(Entries taken from a collection)
☆ ☆ ☆ ☆ ☆
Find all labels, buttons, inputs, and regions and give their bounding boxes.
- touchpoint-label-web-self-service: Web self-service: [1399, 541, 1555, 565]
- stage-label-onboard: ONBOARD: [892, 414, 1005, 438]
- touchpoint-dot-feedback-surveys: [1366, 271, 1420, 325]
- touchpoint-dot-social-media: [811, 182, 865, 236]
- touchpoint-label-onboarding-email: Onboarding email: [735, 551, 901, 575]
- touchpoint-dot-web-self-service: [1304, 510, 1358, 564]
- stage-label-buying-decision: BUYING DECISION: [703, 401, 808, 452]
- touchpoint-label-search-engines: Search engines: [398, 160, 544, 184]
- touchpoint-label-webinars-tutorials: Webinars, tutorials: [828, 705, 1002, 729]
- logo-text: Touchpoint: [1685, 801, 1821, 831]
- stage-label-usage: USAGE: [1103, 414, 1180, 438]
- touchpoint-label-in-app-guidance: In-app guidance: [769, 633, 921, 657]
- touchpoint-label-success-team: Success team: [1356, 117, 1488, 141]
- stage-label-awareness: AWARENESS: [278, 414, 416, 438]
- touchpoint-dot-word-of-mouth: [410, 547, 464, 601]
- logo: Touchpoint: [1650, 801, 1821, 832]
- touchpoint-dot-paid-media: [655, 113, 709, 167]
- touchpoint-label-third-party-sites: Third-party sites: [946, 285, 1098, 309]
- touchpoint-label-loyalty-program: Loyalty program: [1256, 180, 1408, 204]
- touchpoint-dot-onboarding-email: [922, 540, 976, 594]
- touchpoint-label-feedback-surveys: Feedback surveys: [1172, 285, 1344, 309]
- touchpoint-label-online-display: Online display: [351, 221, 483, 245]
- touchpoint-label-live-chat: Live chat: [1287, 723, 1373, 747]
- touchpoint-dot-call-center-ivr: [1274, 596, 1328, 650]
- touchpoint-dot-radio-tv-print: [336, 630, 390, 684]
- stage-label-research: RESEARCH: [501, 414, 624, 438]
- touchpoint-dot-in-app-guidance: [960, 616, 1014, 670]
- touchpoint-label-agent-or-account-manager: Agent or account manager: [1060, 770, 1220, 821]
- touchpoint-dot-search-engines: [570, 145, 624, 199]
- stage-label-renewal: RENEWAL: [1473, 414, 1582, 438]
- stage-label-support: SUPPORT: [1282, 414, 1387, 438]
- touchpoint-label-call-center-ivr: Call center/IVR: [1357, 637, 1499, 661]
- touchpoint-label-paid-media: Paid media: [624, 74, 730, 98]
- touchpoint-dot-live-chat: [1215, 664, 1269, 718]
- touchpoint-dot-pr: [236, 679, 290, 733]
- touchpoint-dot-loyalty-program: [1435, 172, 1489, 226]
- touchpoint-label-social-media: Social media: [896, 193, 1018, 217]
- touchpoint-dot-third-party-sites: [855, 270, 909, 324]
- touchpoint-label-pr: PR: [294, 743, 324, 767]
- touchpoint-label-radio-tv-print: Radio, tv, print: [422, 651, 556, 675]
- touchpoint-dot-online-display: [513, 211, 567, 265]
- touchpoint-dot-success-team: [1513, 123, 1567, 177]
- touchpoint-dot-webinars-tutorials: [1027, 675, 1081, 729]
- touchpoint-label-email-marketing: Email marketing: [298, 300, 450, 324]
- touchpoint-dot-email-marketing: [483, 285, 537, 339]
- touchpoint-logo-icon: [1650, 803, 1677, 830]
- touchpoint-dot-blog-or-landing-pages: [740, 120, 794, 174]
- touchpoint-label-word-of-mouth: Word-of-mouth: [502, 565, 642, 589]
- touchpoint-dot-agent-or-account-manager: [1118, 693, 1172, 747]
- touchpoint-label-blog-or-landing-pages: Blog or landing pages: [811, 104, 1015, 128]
☆ ☆ ☆ ☆ ☆
## PROBLEM DESCRIPTION
Can you copy the material word for word, starting at its first line and ending at the line that contains "- touchpoint-dot-onboarding-email: [922, 540, 976, 594]", with both of those lines included?

## SOLUTION TO THIS PROBLEM
Find all labels, buttons, inputs, and regions and give their bounding boxes.
- touchpoint-label-web-self-service: Web self-service: [1399, 541, 1555, 565]
- stage-label-onboard: ONBOARD: [892, 414, 1005, 438]
- touchpoint-dot-feedback-surveys: [1366, 271, 1420, 325]
- touchpoint-dot-social-media: [811, 182, 865, 236]
- touchpoint-label-onboarding-email: Onboarding email: [735, 551, 901, 575]
- touchpoint-dot-web-self-service: [1304, 510, 1358, 564]
- stage-label-buying-decision: BUYING DECISION: [703, 401, 808, 452]
- touchpoint-label-search-engines: Search engines: [398, 160, 544, 184]
- touchpoint-label-webinars-tutorials: Webinars, tutorials: [828, 705, 1002, 729]
- logo-text: Touchpoint: [1685, 801, 1821, 831]
- stage-label-usage: USAGE: [1103, 414, 1180, 438]
- touchpoint-label-in-app-guidance: In-app guidance: [769, 633, 921, 657]
- touchpoint-label-success-team: Success team: [1356, 117, 1488, 141]
- stage-label-awareness: AWARENESS: [278, 414, 416, 438]
- touchpoint-dot-word-of-mouth: [410, 547, 464, 601]
- logo: Touchpoint: [1650, 801, 1821, 832]
- touchpoint-dot-paid-media: [655, 113, 709, 167]
- touchpoint-label-third-party-sites: Third-party sites: [946, 285, 1098, 309]
- touchpoint-label-loyalty-program: Loyalty program: [1256, 180, 1408, 204]
- touchpoint-dot-onboarding-email: [922, 540, 976, 594]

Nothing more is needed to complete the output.